**Material supplied**
· · · · · · ·
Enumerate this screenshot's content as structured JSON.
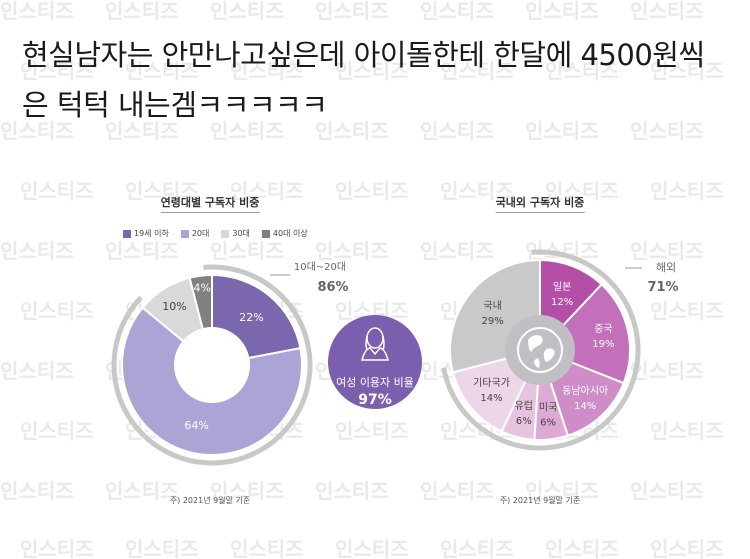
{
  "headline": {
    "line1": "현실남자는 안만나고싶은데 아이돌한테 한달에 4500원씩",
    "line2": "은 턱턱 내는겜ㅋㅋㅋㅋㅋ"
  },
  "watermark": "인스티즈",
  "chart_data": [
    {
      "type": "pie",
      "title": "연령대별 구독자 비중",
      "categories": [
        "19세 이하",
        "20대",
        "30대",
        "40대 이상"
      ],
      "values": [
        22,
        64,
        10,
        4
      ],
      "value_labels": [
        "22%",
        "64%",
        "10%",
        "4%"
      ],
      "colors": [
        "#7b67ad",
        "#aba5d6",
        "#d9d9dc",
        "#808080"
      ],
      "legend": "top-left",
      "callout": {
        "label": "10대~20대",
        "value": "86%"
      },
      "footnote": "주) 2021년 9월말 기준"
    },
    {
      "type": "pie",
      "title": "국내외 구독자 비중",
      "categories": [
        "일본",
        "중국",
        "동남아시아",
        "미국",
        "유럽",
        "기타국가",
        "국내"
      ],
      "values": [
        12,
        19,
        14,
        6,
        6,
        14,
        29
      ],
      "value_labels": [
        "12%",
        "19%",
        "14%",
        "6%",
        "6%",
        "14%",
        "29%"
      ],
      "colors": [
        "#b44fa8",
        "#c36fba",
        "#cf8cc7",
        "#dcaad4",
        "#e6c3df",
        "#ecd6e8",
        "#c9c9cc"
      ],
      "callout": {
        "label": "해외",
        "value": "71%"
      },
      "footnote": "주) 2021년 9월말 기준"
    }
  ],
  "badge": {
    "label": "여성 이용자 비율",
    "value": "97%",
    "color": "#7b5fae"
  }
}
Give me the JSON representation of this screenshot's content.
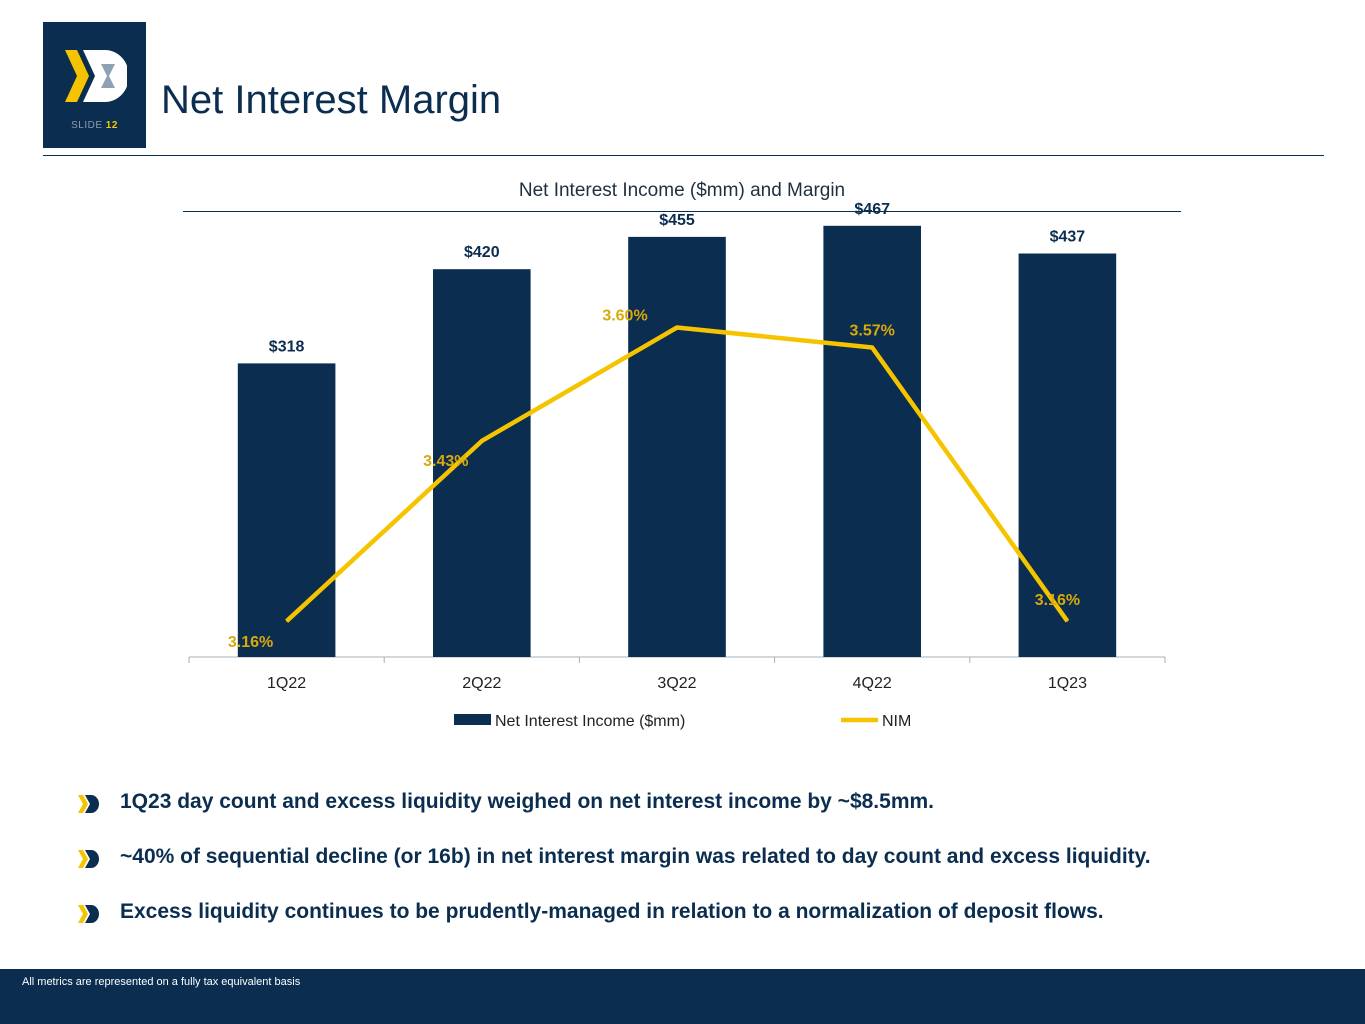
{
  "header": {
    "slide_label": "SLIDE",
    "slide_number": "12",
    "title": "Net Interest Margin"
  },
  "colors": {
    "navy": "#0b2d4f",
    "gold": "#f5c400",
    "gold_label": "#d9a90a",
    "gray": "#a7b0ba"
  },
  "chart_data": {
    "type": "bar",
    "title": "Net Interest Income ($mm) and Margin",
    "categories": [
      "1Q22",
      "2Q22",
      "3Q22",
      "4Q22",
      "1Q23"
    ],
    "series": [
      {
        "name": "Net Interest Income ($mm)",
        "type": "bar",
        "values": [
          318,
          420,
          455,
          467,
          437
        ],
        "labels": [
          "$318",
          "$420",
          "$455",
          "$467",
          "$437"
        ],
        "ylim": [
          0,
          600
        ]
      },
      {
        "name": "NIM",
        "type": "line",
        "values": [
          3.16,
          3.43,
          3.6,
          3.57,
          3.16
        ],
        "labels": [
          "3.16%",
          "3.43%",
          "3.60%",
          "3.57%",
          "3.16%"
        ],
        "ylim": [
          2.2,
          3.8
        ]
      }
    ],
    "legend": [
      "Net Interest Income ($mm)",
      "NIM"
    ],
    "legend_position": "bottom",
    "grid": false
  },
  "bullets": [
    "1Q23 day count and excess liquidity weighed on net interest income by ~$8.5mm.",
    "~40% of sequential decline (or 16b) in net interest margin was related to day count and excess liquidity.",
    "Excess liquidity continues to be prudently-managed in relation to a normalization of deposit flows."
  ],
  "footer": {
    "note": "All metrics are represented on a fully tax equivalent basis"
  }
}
· · · · · · ·
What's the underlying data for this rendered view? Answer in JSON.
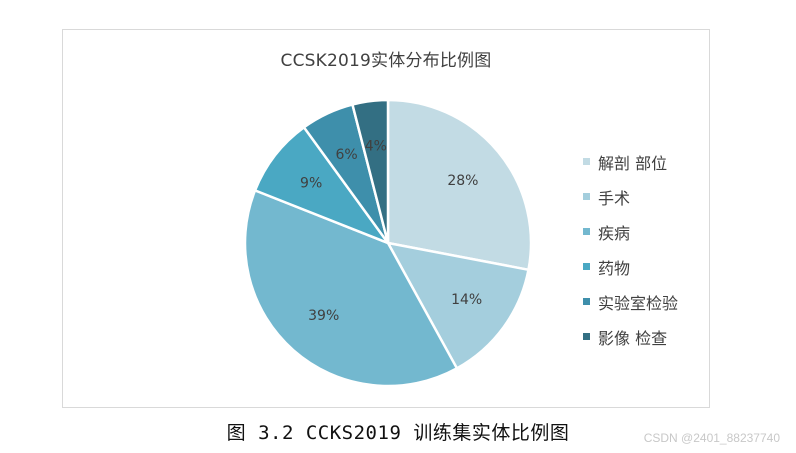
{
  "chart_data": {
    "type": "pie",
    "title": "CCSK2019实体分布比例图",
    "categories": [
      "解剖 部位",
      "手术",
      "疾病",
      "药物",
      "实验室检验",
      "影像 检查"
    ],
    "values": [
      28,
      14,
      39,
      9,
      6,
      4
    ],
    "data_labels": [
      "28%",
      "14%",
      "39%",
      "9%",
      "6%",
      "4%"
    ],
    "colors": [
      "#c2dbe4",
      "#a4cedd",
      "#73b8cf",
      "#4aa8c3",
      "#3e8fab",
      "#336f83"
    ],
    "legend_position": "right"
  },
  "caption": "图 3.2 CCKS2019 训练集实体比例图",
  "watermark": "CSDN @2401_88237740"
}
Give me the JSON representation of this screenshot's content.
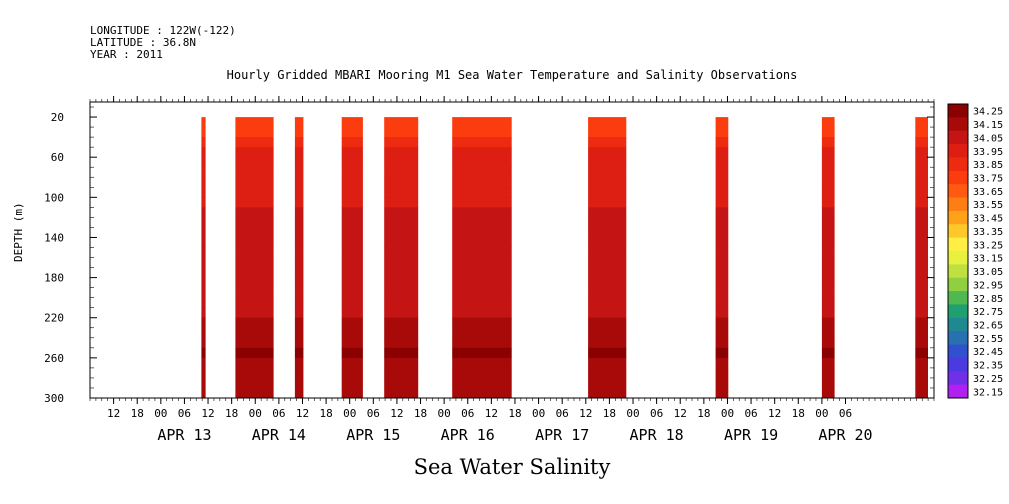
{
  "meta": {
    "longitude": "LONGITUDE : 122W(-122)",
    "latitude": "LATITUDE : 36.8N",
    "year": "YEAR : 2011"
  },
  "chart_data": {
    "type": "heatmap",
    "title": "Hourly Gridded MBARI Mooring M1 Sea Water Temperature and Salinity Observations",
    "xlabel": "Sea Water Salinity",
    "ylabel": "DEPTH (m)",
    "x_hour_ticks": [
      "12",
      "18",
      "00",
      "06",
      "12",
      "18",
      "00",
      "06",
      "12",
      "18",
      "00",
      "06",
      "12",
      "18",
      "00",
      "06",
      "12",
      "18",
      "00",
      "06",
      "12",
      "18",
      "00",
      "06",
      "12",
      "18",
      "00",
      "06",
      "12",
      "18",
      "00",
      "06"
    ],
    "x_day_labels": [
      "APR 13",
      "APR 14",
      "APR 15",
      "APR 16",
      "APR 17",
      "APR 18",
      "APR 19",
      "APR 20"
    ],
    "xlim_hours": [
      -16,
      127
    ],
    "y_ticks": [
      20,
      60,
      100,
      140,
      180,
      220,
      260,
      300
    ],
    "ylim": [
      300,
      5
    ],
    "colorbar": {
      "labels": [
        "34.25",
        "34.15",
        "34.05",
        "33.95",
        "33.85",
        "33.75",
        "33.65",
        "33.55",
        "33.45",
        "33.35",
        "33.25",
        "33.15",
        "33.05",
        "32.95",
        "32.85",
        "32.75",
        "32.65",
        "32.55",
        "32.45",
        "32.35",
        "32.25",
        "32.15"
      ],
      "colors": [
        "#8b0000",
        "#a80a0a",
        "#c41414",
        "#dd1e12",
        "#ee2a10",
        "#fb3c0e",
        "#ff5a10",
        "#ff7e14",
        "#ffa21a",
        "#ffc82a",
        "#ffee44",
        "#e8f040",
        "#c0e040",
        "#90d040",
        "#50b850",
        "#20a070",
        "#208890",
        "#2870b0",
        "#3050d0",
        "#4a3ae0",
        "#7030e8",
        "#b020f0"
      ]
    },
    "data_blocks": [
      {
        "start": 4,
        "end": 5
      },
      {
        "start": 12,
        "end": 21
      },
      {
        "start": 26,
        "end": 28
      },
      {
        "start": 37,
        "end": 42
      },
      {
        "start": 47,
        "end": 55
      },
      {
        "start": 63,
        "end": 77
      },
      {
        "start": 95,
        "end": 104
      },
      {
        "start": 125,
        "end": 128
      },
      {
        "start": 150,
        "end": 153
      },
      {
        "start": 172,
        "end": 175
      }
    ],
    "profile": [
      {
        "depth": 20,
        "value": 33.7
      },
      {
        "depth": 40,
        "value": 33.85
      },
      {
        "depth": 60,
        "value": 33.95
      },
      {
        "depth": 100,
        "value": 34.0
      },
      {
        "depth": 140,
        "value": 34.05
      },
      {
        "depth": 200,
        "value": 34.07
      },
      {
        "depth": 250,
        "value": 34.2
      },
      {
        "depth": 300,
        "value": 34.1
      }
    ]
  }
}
· · · · · · ·
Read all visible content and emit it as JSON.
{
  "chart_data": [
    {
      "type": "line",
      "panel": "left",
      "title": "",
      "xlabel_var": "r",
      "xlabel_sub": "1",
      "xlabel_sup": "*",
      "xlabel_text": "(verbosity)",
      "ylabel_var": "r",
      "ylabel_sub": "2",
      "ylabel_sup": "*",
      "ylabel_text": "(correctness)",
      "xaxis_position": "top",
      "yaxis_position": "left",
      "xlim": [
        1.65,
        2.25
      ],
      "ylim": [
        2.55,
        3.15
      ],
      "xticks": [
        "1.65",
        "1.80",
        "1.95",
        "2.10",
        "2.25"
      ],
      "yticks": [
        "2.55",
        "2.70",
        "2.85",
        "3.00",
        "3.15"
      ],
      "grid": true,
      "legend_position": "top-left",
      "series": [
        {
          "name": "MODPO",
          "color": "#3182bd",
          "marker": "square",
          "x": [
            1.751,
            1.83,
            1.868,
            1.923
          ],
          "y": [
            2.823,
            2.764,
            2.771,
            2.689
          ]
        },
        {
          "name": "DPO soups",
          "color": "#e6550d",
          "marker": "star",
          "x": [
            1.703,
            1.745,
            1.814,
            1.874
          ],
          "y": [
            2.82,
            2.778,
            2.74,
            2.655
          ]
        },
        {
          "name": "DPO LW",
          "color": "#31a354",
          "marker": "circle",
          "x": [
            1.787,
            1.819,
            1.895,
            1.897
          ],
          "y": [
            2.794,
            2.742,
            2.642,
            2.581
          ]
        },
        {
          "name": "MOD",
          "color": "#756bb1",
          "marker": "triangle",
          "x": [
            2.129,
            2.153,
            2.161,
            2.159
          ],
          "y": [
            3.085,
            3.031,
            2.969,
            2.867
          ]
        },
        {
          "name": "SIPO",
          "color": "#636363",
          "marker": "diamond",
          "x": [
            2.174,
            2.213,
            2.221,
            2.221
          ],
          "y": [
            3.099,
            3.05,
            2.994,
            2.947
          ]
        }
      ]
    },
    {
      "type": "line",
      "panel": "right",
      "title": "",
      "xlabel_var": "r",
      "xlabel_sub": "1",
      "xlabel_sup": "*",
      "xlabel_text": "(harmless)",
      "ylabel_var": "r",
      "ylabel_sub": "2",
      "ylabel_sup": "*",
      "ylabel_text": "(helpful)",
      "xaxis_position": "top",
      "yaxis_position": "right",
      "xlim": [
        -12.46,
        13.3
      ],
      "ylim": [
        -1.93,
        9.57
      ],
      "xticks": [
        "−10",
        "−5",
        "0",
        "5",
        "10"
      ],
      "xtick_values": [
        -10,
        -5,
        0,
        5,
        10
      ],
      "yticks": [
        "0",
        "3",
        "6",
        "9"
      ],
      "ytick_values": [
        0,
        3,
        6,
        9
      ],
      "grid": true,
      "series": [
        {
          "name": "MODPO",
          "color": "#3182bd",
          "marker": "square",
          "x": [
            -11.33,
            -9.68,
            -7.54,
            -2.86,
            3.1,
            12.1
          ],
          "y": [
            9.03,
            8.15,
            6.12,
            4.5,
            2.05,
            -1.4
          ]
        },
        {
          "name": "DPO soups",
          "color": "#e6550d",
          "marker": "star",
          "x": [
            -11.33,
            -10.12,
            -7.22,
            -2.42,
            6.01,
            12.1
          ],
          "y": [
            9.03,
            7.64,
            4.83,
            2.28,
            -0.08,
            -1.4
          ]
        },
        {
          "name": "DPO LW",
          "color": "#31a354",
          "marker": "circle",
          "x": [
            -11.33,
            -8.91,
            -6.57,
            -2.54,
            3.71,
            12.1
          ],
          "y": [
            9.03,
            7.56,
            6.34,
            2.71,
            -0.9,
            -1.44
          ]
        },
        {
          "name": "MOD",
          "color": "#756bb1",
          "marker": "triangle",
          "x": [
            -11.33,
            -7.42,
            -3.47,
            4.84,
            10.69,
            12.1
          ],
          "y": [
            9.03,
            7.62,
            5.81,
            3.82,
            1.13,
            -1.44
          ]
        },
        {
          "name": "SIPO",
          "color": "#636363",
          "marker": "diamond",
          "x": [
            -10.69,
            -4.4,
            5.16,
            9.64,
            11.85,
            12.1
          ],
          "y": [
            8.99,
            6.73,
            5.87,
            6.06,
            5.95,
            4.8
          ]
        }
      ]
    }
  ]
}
· · · · · · ·
**Description of the task**
Extract, from the listing above, every line where the string "right" occurs.

**Expected answer**
    "legend_position": "right"
      "panel": "right",
      "yaxis_position": "right",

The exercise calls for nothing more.